Records shown ->

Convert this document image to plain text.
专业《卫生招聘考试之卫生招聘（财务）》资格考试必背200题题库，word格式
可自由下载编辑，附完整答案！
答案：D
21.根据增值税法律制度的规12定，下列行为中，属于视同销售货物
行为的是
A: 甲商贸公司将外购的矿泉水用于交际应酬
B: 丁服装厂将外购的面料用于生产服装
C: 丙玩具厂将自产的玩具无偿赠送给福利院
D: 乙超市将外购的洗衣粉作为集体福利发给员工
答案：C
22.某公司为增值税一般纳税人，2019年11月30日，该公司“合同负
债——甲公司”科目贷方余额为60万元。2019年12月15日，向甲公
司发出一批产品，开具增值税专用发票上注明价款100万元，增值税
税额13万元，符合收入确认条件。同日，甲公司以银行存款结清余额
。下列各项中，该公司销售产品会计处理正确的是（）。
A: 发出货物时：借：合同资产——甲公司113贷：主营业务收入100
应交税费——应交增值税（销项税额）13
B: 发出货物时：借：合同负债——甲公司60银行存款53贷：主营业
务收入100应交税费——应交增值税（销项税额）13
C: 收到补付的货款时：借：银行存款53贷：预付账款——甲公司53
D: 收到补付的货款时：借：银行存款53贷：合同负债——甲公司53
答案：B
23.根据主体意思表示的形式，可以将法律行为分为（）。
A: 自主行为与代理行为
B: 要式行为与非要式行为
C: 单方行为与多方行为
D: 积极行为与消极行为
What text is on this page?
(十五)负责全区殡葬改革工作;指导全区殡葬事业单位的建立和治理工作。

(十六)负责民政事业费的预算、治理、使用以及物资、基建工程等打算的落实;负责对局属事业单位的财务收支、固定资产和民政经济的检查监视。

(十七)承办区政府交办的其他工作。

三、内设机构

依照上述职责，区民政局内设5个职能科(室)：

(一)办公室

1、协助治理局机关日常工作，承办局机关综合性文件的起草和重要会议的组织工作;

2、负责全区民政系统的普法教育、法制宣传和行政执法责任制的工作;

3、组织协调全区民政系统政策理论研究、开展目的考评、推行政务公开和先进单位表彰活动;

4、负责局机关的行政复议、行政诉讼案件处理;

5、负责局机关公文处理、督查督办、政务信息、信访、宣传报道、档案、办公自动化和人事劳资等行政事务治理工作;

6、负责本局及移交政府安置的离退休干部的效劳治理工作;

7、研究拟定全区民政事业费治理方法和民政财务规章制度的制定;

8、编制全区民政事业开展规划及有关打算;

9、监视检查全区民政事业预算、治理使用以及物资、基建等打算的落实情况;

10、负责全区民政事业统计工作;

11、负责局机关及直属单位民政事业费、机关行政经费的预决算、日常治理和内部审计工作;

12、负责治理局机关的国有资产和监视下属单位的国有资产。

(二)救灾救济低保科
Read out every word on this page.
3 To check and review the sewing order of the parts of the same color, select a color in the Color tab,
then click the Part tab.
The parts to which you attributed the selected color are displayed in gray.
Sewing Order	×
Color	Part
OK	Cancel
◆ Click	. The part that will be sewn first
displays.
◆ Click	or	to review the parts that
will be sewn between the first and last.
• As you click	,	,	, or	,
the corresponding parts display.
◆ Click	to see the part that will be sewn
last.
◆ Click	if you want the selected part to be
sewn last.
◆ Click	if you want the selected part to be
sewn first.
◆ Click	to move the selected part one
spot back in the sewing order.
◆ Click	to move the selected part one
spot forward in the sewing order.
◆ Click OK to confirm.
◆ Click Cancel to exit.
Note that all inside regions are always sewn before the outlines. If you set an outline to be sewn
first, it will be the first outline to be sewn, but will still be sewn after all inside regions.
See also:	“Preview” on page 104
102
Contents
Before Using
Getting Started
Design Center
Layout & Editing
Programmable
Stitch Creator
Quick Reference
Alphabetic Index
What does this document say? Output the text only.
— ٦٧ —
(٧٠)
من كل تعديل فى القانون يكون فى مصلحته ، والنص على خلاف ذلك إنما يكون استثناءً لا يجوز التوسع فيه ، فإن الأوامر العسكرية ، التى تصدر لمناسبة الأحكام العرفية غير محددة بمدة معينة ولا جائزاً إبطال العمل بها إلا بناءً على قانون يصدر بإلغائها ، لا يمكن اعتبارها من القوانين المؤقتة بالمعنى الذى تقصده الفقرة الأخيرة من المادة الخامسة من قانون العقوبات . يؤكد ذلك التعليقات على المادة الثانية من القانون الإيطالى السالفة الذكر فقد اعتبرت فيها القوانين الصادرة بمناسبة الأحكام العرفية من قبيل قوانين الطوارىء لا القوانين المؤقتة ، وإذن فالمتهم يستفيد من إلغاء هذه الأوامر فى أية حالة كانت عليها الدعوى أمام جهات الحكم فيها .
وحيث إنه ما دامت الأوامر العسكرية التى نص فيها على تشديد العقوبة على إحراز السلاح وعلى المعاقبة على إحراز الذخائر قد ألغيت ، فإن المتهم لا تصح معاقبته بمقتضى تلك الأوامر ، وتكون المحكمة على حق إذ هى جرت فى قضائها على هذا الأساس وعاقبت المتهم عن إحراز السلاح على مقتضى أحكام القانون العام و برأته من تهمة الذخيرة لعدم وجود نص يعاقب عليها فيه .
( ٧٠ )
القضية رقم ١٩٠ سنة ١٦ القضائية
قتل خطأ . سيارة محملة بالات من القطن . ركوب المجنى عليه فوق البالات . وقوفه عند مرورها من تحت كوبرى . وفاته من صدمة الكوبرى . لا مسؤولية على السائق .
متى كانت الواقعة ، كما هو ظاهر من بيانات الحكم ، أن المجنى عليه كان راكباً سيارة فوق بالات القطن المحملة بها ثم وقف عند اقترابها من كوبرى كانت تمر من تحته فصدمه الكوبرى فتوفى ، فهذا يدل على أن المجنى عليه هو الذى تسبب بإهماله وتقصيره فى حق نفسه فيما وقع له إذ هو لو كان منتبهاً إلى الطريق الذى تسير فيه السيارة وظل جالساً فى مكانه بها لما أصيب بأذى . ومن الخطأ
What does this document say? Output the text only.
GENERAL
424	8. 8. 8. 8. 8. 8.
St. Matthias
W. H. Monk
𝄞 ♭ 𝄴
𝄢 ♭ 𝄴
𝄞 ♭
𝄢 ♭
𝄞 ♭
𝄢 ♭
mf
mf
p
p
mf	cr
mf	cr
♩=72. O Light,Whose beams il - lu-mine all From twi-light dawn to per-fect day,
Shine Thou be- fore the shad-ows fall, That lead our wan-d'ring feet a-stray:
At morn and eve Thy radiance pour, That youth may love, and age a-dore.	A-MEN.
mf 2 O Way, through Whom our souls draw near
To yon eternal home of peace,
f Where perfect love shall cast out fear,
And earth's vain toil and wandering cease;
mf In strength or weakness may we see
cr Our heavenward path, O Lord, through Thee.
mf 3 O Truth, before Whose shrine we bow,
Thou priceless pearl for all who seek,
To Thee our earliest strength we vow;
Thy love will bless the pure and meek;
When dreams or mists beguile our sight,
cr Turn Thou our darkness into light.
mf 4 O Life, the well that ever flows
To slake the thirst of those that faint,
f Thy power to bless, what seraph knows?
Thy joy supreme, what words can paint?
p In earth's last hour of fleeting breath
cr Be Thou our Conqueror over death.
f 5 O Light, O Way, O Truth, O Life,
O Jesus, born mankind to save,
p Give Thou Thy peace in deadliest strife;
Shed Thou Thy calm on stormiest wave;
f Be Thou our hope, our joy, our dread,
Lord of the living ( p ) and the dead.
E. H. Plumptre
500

Goal of the exercise -> State how many lines of the listing include "this", and nothing more.

Written solution -> 5